— START —

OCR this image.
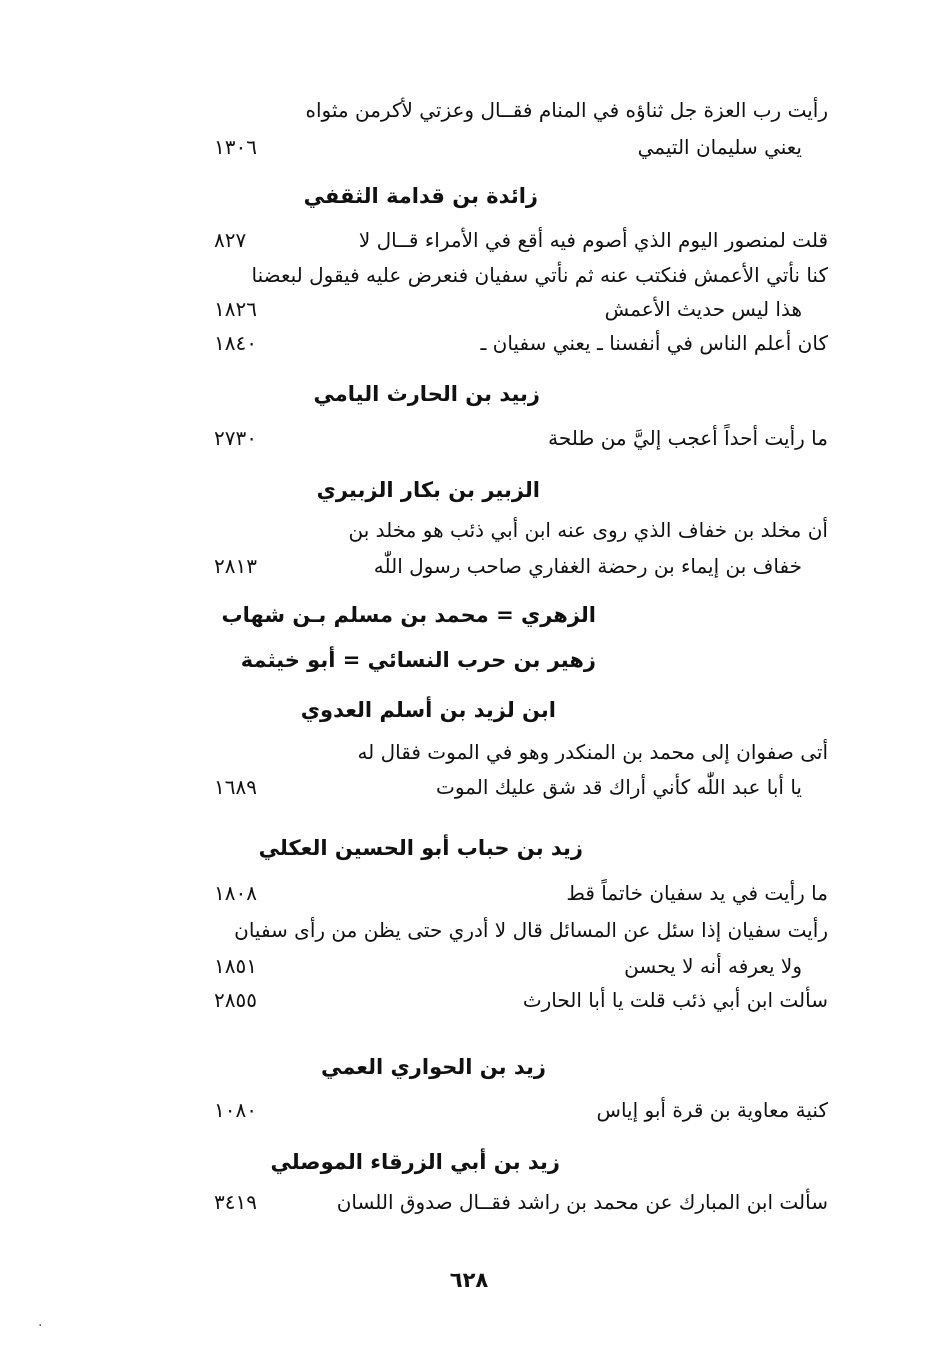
رأيت رب العزة جل ثناؤه في المنام فقــال وعزتي لأكرمن مثواه
يعني سليمان التيمي
١٣٠٦
زائدة بن قدامة الثقفي
قلت لمنصور اليوم الذي أصوم فيه أقع في الأمراء قــال لا
٨٢٧
كنا نأتي الأعمش فنكتب عنه ثم نأتي سفيان فنعرض عليه فيقول لبعضنا
هذا ليس حديث الأعمش
١٨٢٦
كان أعلم الناس في أنفسنا ـ يعني سفيان ـ
١٨٤٠
زبيد بن الحارث اليامي
ما رأيت أحداً أعجب إليَّ من طلحة
٢٧٣٠
الزبير بن بكار الزبيري
أن مخلد بن خفاف الذي روى عنه ابن أبي ذئب هو مخلد بن
خفاف بن إيماء بن رحضة الغفاري صاحب رسول اللّٰه
٢٨١٣
الزهري = محمد بن مسلم بـن شهاب
زهير بن حرب النسائي = أبو خيثمة
ابن لزيد بن أسلم العدوي
أتى صفوان إلى محمد بن المنكدر وهو في الموت فقال له
يا أبا عبد اللّٰه كأني أراك قد شق عليك الموت
١٦٨٩
زيد بن حباب أبو الحسين العكلي
ما رأيت في يد سفيان خاتماً قط
١٨٠٨
رأيت سفيان إذا سئل عن المسائل قال لا أدري حتى يظن من رأى سفيان
ولا يعرفه أنه لا يحسن
١٨٥١
سألت ابن أبي ذئب قلت يا أبا الحارث
٢٨٥٥
زيد بن الحواري العمي
كنية معاوية بن قرة أبو إياس
١٠٨٠
زيد بن أبي الزرقاء الموصلي
سألت ابن المبارك عن محمد بن راشد فقــال صدوق اللسان
٣٤١٩
٦٢٨
·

— END —

Exercise brief = Verbatim reproduction of every record is required; images are left out.

Right answer =
OCR this image.
رأيت رب العزة جل ثناؤه في المنام فقــال وعزتي لأكرمن مثواه
يعني سليمان التيمي
١٣٠٦
زائدة بن قدامة الثقفي
قلت لمنصور اليوم الذي أصوم فيه أقع في الأمراء قــال لا
٨٢٧
كنا نأتي الأعمش فنكتب عنه ثم نأتي سفيان فنعرض عليه فيقول لبعضنا
هذا ليس حديث الأعمش
١٨٢٦
كان أعلم الناس في أنفسنا ـ يعني سفيان ـ
١٨٤٠
زبيد بن الحارث اليامي
ما رأيت أحداً أعجب إليَّ من طلحة
٢٧٣٠
الزبير بن بكار الزبيري
أن مخلد بن خفاف الذي روى عنه ابن أبي ذئب هو مخلد بن
خفاف بن إيماء بن رحضة الغفاري صاحب رسول اللّٰه
٢٨١٣
الزهري = محمد بن مسلم بـن شهاب
زهير بن حرب النسائي = أبو خيثمة
ابن لزيد بن أسلم العدوي
أتى صفوان إلى محمد بن المنكدر وهو في الموت فقال له
يا أبا عبد اللّٰه كأني أراك قد شق عليك الموت
١٦٨٩
زيد بن حباب أبو الحسين العكلي
ما رأيت في يد سفيان خاتماً قط
١٨٠٨
رأيت سفيان إذا سئل عن المسائل قال لا أدري حتى يظن من رأى سفيان
ولا يعرفه أنه لا يحسن
١٨٥١
سألت ابن أبي ذئب قلت يا أبا الحارث
٢٨٥٥
زيد بن الحواري العمي
كنية معاوية بن قرة أبو إياس
١٠٨٠
زيد بن أبي الزرقاء الموصلي
سألت ابن المبارك عن محمد بن راشد فقــال صدوق اللسان
٣٤١٩
٦٢٨
·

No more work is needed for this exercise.